## SET EXERCISE
In the records below, find each line containing the word "Volume" and copy it.

------------------------

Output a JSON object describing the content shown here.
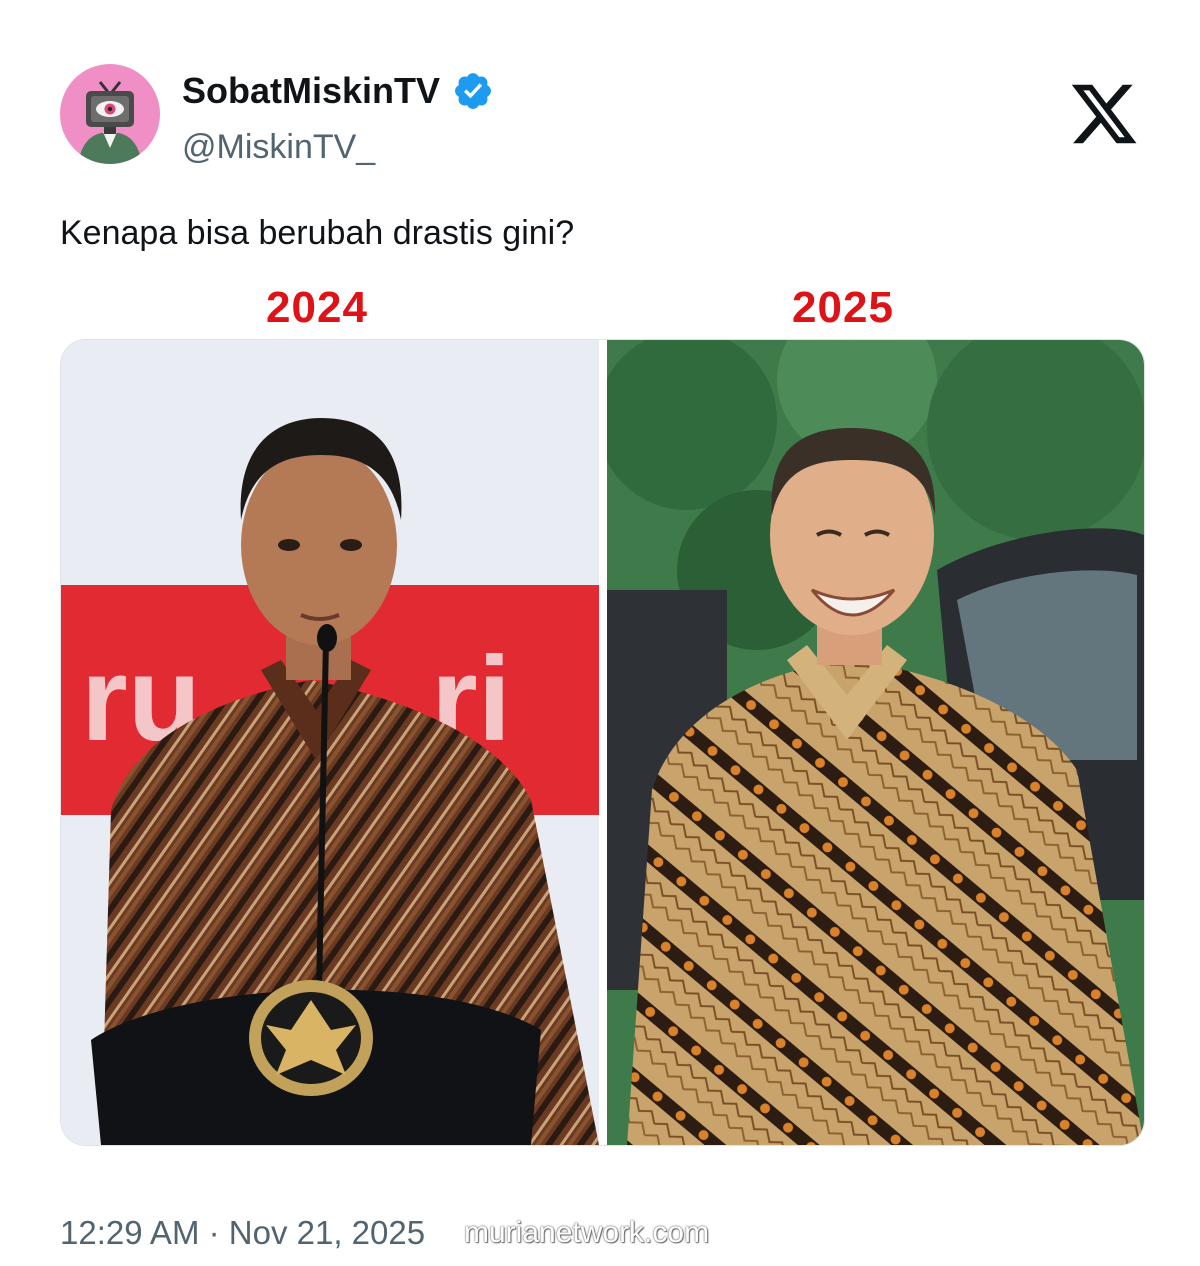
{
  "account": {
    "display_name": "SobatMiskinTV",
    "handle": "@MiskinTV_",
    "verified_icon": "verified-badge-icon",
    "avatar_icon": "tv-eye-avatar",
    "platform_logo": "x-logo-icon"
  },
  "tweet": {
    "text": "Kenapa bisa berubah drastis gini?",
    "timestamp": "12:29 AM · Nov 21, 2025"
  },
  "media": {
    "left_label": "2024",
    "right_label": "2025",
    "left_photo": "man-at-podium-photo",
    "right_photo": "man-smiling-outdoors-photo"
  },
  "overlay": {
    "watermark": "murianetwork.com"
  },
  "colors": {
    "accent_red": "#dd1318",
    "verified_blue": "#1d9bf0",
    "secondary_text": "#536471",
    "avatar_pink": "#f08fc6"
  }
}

------------------------

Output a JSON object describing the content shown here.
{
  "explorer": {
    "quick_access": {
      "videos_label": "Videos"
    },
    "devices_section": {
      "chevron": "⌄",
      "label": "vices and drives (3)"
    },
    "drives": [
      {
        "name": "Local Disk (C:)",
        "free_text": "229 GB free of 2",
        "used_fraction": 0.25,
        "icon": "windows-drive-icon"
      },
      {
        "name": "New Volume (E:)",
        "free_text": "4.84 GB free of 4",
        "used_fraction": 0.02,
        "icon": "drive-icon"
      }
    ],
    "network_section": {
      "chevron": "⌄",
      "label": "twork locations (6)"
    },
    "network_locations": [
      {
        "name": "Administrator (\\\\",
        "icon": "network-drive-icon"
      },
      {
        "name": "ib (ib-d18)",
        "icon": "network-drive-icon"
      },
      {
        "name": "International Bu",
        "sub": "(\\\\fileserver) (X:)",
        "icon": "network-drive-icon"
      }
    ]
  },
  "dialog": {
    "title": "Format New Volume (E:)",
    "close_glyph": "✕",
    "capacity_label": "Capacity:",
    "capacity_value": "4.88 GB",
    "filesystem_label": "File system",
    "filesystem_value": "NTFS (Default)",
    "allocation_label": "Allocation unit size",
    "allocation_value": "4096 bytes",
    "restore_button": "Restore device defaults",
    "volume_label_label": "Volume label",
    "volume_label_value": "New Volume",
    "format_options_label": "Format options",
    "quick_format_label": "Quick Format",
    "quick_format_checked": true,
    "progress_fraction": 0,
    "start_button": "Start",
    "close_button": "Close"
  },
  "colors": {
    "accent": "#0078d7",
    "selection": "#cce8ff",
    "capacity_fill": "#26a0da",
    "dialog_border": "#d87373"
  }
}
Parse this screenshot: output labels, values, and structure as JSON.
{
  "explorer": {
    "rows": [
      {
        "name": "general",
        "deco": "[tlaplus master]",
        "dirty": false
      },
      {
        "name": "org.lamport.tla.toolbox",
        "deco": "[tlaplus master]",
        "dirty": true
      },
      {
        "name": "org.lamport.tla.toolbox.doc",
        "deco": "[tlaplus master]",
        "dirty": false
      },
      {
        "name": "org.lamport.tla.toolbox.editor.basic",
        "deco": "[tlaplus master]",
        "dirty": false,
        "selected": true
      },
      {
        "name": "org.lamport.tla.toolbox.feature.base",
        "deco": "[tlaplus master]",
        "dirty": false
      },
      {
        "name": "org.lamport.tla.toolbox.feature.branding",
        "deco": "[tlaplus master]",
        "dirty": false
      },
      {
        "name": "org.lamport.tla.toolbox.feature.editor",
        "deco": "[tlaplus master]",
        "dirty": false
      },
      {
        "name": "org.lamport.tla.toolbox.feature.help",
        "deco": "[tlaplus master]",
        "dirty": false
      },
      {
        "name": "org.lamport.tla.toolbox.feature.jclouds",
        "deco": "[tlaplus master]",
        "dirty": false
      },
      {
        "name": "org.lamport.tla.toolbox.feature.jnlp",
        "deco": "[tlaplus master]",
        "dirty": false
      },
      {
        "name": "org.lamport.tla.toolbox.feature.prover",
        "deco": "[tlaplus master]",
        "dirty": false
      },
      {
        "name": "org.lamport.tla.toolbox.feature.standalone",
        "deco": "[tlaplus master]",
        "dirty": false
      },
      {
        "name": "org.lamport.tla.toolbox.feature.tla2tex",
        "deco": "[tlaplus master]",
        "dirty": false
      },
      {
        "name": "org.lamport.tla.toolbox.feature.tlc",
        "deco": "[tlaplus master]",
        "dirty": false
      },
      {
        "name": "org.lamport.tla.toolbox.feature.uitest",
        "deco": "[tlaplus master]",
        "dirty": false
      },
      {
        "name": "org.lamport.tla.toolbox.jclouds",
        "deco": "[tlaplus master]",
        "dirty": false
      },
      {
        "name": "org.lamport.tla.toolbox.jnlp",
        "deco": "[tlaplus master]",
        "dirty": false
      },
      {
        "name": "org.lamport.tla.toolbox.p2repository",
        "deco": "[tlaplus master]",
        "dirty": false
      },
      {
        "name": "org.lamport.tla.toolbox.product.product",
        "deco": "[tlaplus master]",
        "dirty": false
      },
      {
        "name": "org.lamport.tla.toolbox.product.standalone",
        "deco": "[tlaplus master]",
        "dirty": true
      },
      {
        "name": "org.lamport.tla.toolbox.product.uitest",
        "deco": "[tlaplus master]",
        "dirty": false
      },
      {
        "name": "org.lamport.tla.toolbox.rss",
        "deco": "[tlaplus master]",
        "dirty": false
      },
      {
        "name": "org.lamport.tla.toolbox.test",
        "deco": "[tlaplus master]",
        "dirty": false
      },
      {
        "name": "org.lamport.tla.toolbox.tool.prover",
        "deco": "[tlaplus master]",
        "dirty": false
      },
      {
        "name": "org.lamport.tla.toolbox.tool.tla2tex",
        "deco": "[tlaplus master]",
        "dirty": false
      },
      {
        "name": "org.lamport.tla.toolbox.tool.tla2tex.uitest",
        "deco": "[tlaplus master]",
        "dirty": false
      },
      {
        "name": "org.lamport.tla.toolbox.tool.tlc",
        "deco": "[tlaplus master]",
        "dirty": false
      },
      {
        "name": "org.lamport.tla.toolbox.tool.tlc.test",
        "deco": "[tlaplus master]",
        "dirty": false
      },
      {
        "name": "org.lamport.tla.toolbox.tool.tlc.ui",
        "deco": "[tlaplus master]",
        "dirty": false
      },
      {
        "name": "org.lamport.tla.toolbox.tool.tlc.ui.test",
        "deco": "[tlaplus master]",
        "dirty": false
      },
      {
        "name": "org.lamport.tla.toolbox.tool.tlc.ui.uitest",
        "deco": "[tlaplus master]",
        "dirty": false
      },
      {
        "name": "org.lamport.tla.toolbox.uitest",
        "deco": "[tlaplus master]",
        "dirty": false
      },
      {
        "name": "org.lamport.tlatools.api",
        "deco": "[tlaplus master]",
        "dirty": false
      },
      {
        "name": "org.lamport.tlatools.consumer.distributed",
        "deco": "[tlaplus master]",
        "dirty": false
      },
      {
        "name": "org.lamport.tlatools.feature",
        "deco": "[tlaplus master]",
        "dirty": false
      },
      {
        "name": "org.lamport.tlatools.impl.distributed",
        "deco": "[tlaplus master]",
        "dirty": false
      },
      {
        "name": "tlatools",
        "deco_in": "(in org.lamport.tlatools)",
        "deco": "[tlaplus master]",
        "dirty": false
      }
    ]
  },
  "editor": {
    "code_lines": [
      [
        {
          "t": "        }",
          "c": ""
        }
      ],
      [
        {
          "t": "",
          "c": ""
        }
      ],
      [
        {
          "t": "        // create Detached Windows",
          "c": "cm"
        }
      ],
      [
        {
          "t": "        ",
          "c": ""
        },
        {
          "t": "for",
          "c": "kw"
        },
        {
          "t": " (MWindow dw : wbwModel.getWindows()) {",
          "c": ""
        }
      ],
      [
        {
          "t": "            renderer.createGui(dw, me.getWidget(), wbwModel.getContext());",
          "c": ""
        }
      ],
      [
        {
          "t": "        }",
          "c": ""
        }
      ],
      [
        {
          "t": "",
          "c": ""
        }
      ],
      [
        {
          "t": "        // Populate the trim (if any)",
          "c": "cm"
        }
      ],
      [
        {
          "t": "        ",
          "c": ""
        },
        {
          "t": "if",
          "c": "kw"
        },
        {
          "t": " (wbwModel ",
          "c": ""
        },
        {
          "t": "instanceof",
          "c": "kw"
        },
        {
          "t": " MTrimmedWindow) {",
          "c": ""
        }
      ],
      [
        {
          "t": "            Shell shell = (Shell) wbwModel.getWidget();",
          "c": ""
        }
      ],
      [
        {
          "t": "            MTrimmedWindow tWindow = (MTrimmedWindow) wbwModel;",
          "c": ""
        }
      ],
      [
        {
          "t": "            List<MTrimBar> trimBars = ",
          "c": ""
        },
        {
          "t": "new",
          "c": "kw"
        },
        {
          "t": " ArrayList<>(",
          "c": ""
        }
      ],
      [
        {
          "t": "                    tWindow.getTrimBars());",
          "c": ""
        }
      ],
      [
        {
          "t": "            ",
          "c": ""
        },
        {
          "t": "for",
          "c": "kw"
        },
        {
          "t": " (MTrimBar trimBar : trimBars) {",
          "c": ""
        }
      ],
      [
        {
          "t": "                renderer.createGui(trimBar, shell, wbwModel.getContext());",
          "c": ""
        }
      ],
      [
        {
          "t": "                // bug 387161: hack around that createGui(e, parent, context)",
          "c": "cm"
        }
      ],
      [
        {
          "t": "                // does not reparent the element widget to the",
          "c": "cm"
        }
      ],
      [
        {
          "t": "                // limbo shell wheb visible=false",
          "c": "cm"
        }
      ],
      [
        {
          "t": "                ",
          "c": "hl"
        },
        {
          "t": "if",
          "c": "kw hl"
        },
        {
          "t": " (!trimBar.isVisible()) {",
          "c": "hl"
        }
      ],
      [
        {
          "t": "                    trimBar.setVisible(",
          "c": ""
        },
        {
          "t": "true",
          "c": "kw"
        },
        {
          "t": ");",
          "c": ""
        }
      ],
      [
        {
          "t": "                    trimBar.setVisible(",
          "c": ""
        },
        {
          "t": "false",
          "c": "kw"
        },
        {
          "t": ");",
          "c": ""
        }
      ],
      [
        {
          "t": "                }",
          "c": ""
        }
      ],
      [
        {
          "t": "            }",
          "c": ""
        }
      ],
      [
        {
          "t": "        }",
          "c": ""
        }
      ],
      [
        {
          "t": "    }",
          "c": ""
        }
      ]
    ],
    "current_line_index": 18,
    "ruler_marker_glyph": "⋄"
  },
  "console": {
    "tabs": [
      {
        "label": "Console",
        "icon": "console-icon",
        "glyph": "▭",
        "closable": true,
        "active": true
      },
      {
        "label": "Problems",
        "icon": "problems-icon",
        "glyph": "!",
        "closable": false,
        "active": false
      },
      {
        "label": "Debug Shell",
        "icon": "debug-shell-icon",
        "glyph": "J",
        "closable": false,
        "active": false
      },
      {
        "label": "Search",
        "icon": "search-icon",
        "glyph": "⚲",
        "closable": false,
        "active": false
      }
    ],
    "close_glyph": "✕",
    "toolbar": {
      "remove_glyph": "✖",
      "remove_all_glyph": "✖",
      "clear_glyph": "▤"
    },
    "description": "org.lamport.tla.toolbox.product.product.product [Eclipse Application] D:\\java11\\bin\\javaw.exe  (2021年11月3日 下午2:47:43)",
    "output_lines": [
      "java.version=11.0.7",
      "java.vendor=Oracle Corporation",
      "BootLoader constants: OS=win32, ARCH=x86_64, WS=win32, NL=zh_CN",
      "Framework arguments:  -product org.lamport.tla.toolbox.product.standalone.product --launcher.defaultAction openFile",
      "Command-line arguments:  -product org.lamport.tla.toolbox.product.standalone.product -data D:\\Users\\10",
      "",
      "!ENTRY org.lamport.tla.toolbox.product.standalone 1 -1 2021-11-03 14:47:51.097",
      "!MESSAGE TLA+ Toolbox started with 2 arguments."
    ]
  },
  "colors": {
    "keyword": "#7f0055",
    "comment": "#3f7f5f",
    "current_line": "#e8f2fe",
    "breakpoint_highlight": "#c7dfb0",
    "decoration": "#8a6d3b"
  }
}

------------------------

## FULL SOLUTION
        "name": "New Volume (E:)",
    "title": "Format New Volume (E:)",
    "volume_label_label": "Volume label",
    "volume_label_value": "New Volume",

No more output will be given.